**Stated problem**
Go through the entries below and copy each line containing the word "enfermedad".

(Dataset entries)
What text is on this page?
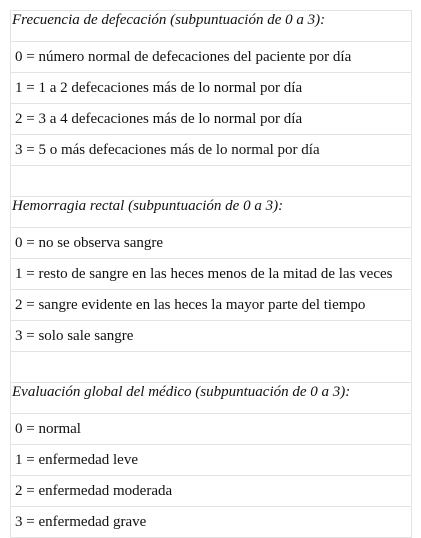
Frecuencia de defecación (subpuntuación de 0 a 3):
0 = número normal de defecaciones del paciente por día
1 = 1 a 2 defecaciones más de lo normal por día
2 = 3 a 4 defecaciones más de lo normal por día
3 = 5 o más defecaciones más de lo normal por día
Hemorragia rectal (subpuntuación de 0 a 3):
0 = no se observa sangre
1 = resto de sangre en las heces menos de la mitad de las veces
2 = sangre evidente en las heces la mayor parte del tiempo
3 = solo sale sangre
Evaluación global del médico (subpuntuación de 0 a 3):
0 = normal
1 = enfermedad leve
2 = enfermedad moderada
3 = enfermedad grave
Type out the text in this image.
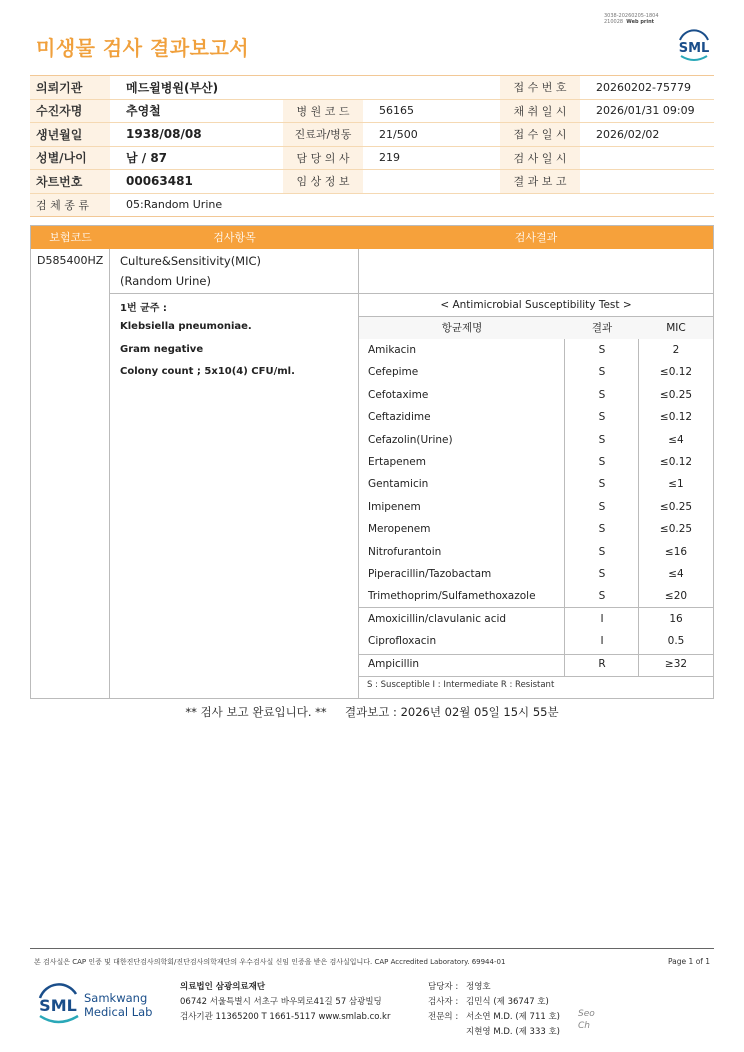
미생물 검사 결과보고서
3038-20260205-1804
210028 Web print
SML
의뢰기관	메드윌병원(부산)	접 수 번 호	20260202-75779
수진자명	추영철	병 원 코 드	56165	채 취 일 시	2026/01/31 09:09
생년월일	1938/08/08	진료과/병동	21/500	접 수 일 시	2026/02/02
성별/나이	남 / 87	담 당 의 사	219	검 사 일 시
차트번호	00063481	임 상 정 보	결 과 보 고
검 체 종 류	05:Random Urine
보험코드	검사항목	검사결과
D585400HZ Culture&Sensitivity(MIC)
(Random Urine)
1번 균주 :
Klebsiella pneumoniae.
Gram negative
Colony count ; 5x10(4) CFU/ml.
< Antimicrobial Susceptibility Test >
항균제명	결과	MIC
Amikacin	S	2
Cefepime	S	≤0.12
Cefotaxime	S	≤0.25
Ceftazidime	S	≤0.12
Cefazolin(Urine)	S	≤4
Ertapenem	S	≤0.12
Gentamicin	S	≤1
Imipenem	S	≤0.25
Meropenem	S	≤0.25
Nitrofurantoin	S	≤16
Piperacillin/Tazobactam	S	≤4
Trimethoprim/Sulfamethoxazole	S	≤20
Amoxicillin/clavulanic acid	I	16
Ciprofloxacin	I	0.5
Ampicillin	R	≥32
S : Susceptible I : Intermediate R : Resistant
** 검사 보고 완료입니다. ** 결과보고 : 2026년 02월 05일 15시 55분
본 검사실은 CAP 인증 및 대한진단검사의학회/진단검사의학재단의 우수검사실 신임 인증을 받은 검사실입니다. CAP Accredited Laboratory. 69944-01	Page 1 of 1
SML Samkwang
Medical Lab
의료법인 삼광의료재단
06742 서울특별시 서초구 바우뫼로41길 57 삼광빌딩
검사기관 11365200 T 1661-5117 www.smlab.co.kr
담당자 : 정영호
검사자 : 김민식 (제 36747 호)
전문의 : 서소연 M.D. (제 711 호)
지현영 M.D. (제 333 호)
Seo
Ch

**Result of the task**
1 = enfermedad leve
2 = enfermedad moderada
3 = enfermedad grave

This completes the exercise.